Requirements: All of the data that follows should be retyped exactly, please, except the pictures.

— BEGIN Dataset rows —

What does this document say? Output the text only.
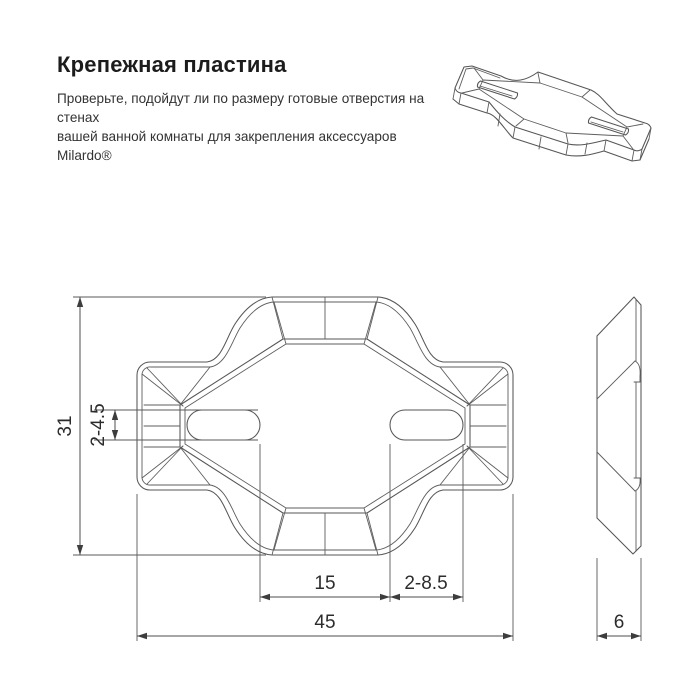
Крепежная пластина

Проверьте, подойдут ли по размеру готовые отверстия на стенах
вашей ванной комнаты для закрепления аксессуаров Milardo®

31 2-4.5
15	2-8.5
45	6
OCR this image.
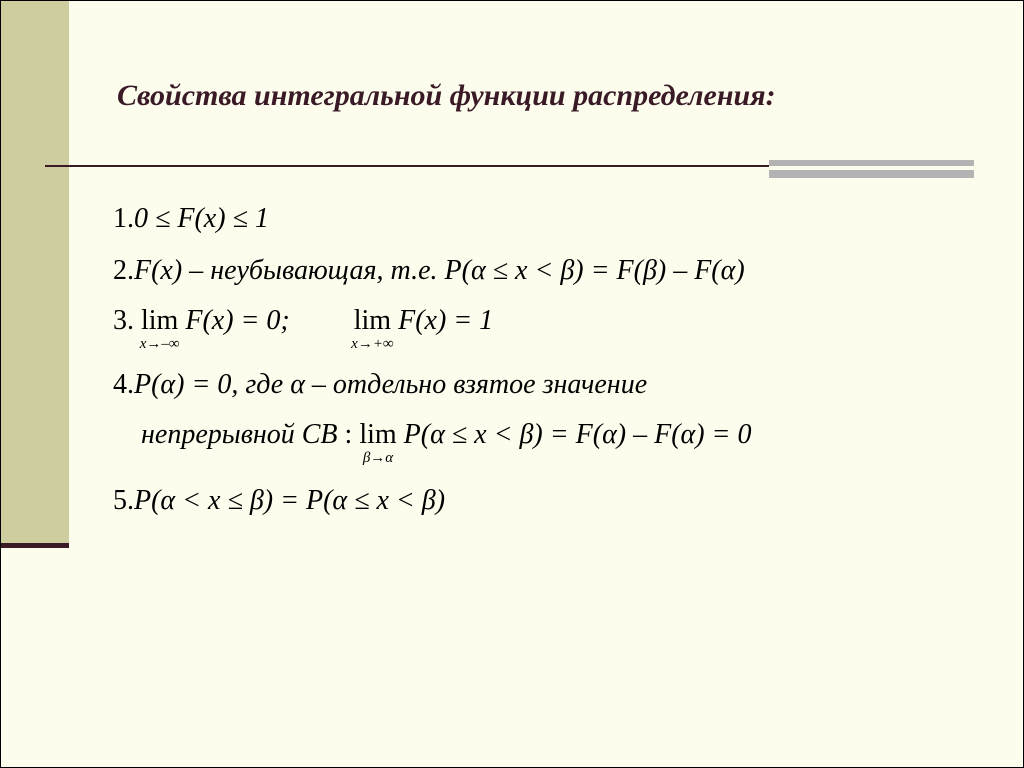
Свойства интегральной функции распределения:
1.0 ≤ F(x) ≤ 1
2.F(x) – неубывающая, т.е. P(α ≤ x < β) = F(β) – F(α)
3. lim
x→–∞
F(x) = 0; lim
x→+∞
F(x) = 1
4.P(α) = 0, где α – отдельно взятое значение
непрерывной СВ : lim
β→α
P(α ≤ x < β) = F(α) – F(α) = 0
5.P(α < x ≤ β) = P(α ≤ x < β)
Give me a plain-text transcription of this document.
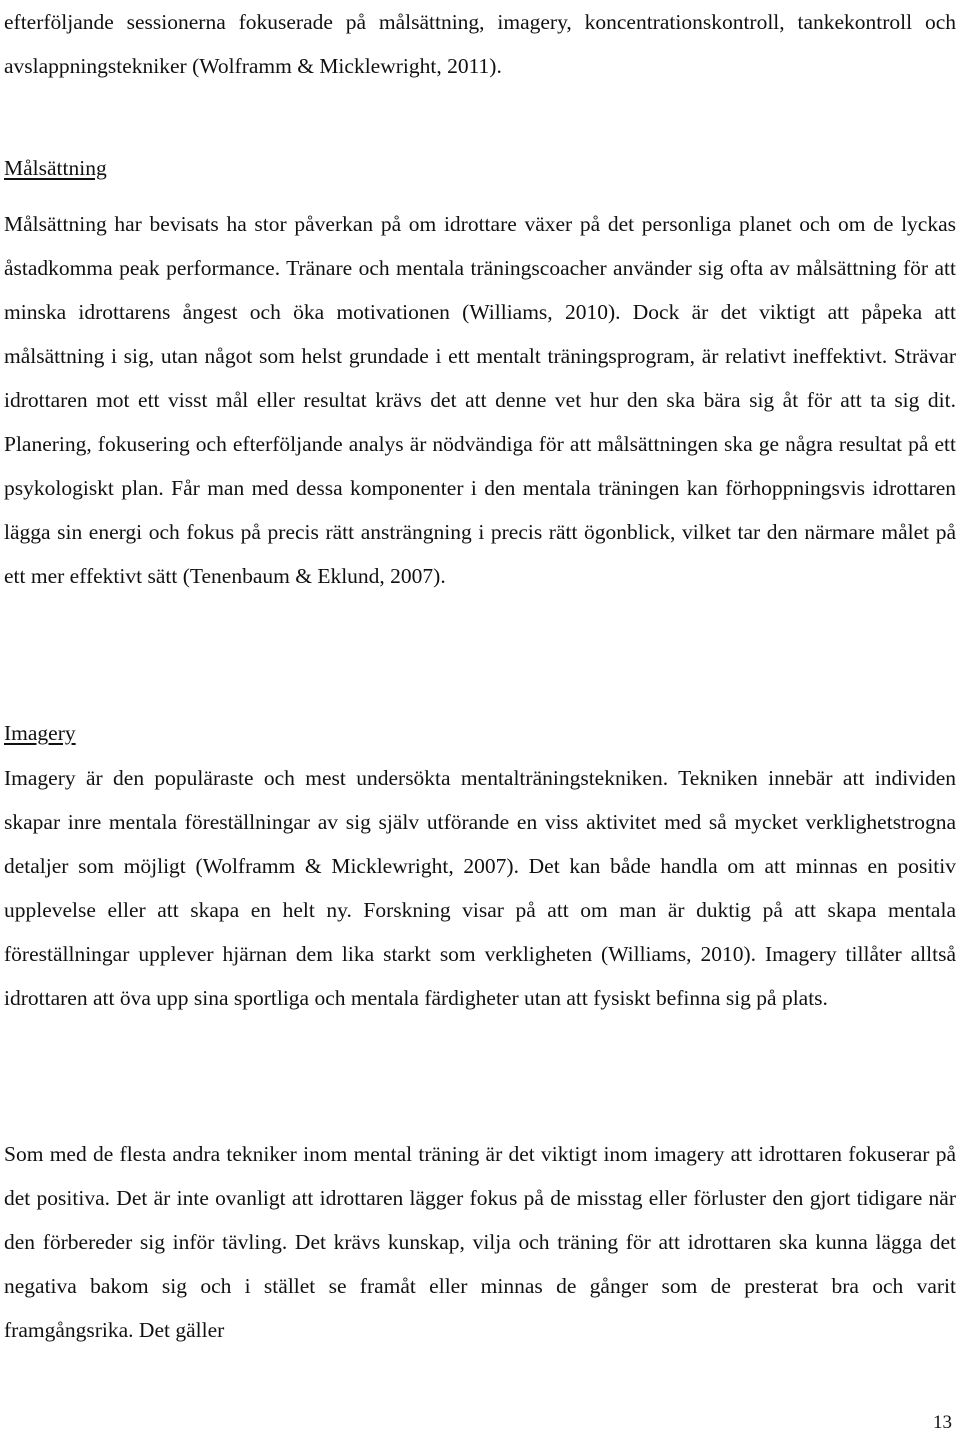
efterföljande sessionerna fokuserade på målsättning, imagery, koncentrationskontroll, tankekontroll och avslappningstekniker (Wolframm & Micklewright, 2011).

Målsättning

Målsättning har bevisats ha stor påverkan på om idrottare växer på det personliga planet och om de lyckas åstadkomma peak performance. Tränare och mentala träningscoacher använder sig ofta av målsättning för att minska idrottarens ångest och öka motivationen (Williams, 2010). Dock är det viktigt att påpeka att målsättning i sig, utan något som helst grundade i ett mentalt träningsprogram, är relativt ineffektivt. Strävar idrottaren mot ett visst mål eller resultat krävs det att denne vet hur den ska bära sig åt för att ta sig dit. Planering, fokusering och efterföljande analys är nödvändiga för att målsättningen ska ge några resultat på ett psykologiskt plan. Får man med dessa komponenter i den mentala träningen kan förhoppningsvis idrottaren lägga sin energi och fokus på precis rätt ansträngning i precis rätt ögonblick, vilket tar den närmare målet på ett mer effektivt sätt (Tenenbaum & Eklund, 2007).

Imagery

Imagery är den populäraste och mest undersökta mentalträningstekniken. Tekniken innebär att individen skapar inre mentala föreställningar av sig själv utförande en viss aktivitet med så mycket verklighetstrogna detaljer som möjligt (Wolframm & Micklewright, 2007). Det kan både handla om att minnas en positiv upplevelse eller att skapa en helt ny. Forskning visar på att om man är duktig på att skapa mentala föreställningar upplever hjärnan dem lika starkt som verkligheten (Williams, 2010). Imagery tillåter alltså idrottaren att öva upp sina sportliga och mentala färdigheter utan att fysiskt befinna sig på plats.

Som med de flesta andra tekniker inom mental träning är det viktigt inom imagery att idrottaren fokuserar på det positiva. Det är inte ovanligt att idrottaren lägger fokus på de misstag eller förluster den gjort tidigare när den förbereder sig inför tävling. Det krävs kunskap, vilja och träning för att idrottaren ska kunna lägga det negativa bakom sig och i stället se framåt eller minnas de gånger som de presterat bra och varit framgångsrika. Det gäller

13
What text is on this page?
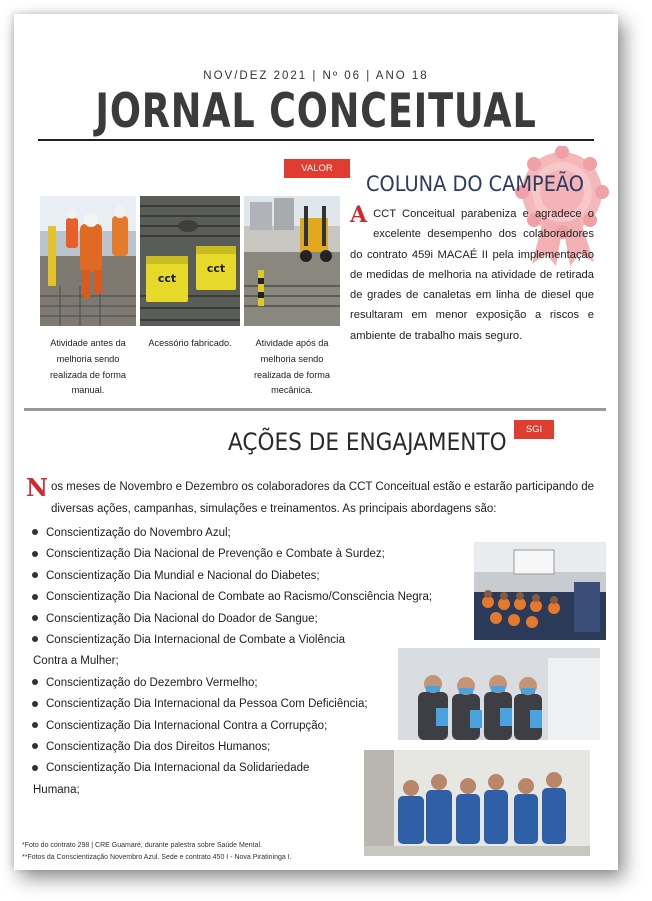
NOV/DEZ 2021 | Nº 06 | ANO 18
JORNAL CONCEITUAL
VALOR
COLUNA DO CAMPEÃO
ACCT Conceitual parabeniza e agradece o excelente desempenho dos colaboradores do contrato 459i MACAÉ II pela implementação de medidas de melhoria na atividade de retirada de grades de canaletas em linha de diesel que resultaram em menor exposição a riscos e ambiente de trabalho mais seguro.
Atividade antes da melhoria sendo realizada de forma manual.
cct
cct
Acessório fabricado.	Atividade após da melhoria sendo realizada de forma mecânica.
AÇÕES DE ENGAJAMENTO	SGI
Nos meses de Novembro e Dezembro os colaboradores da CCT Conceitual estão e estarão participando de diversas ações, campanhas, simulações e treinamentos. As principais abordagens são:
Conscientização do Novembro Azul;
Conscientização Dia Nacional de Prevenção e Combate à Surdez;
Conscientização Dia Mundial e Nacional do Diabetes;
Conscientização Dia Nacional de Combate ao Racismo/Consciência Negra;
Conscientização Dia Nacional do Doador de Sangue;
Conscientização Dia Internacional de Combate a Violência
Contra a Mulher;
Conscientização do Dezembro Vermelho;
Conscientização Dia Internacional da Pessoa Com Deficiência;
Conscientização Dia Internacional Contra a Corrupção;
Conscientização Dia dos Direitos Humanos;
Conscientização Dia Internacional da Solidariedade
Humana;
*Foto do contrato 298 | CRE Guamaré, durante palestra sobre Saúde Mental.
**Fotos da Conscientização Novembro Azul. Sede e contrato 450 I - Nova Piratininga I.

— END Dataset rows —

Output:
What does this document say? Output the text only.
Крепежная пластина

Проверьте, подойдут ли по размеру готовые отверстия на стенах
вашей ванной комнаты для закрепления аксессуаров Milardo®

31 2-4.5
15	2-8.5
45	6
OCR this image.
Свойства интегральной функции распределения:
1.0 ≤ F(x) ≤ 1
2.F(x) – неубывающая, т.е. P(α ≤ x < β) = F(β) – F(α)
3. lim
x→–∞
F(x) = 0; lim
x→+∞
F(x) = 1
4.P(α) = 0, где α – отдельно взятое значение
непрерывной СВ : lim
β→α
P(α ≤ x < β) = F(α) – F(α) = 0
5.P(α < x ≤ β) = P(α ≤ x < β)
Give me a plain-text transcription of this document.
efterföljande sessionerna fokuserade på målsättning, imagery, koncentrationskontroll, tankekontroll och avslappningstekniker (Wolframm & Micklewright, 2011).

Målsättning

Målsättning har bevisats ha stor påverkan på om idrottare växer på det personliga planet och om de lyckas åstadkomma peak performance. Tränare och mentala träningscoacher använder sig ofta av målsättning för att minska idrottarens ångest och öka motivationen (Williams, 2010). Dock är det viktigt att påpeka att målsättning i sig, utan något som helst grundade i ett mentalt träningsprogram, är relativt ineffektivt. Strävar idrottaren mot ett visst mål eller resultat krävs det att denne vet hur den ska bära sig åt för att ta sig dit. Planering, fokusering och efterföljande analys är nödvändiga för att målsättningen ska ge några resultat på ett psykologiskt plan. Får man med dessa komponenter i den mentala träningen kan förhoppningsvis idrottaren lägga sin energi och fokus på precis rätt ansträngning i precis rätt ögonblick, vilket tar den närmare målet på ett mer effektivt sätt (Tenenbaum & Eklund, 2007).

Imagery

Imagery är den populäraste och mest undersökta mentalträningstekniken. Tekniken innebär att individen skapar inre mentala föreställningar av sig själv utförande en viss aktivitet med så mycket verklighetstrogna detaljer som möjligt (Wolframm & Micklewright, 2007). Det kan både handla om att minnas en positiv upplevelse eller att skapa en helt ny. Forskning visar på att om man är duktig på att skapa mentala föreställningar upplever hjärnan dem lika starkt som verkligheten (Williams, 2010). Imagery tillåter alltså idrottaren att öva upp sina sportliga och mentala färdigheter utan att fysiskt befinna sig på plats.

Som med de flesta andra tekniker inom mental träning är det viktigt inom imagery att idrottaren fokuserar på det positiva. Det är inte ovanligt att idrottaren lägger fokus på de misstag eller förluster den gjort tidigare när den förbereder sig inför tävling. Det krävs kunskap, vilja och träning för att idrottaren ska kunna lägga det negativa bakom sig och i stället se framåt eller minnas de gånger som de presterat bra och varit framgångsrika. Det gäller

13
What text is on this page?
NOV/DEZ 2021 | Nº 06 | ANO 18
JORNAL CONCEITUAL
VALOR
COLUNA DO CAMPEÃO
ACCT Conceitual parabeniza e agradece o excelente desempenho dos colaboradores do contrato 459i MACAÉ II pela implementação de medidas de melhoria na atividade de retirada de grades de canaletas em linha de diesel que resultaram em menor exposição a riscos e ambiente de trabalho mais seguro.
Atividade antes da melhoria sendo realizada de forma manual.
cct
cct
Acessório fabricado.	Atividade após da melhoria sendo realizada de forma mecânica.
AÇÕES DE ENGAJAMENTO	SGI
Nos meses de Novembro e Dezembro os colaboradores da CCT Conceitual estão e estarão participando de diversas ações, campanhas, simulações e treinamentos. As principais abordagens são:
Conscientização do Novembro Azul;
Conscientização Dia Nacional de Prevenção e Combate à Surdez;
Conscientização Dia Mundial e Nacional do Diabetes;
Conscientização Dia Nacional de Combate ao Racismo/Consciência Negra;
Conscientização Dia Nacional do Doador de Sangue;
Conscientização Dia Internacional de Combate a Violência
Contra a Mulher;
Conscientização do Dezembro Vermelho;
Conscientização Dia Internacional da Pessoa Com Deficiência;
Conscientização Dia Internacional Contra a Corrupção;
Conscientização Dia dos Direitos Humanos;
Conscientização Dia Internacional da Solidariedade
Humana;
*Foto do contrato 298 | CRE Guamaré, durante palestra sobre Saúde Mental.
**Fotos da Conscientização Novembro Azul. Sede e contrato 450 I - Nova Piratininga I.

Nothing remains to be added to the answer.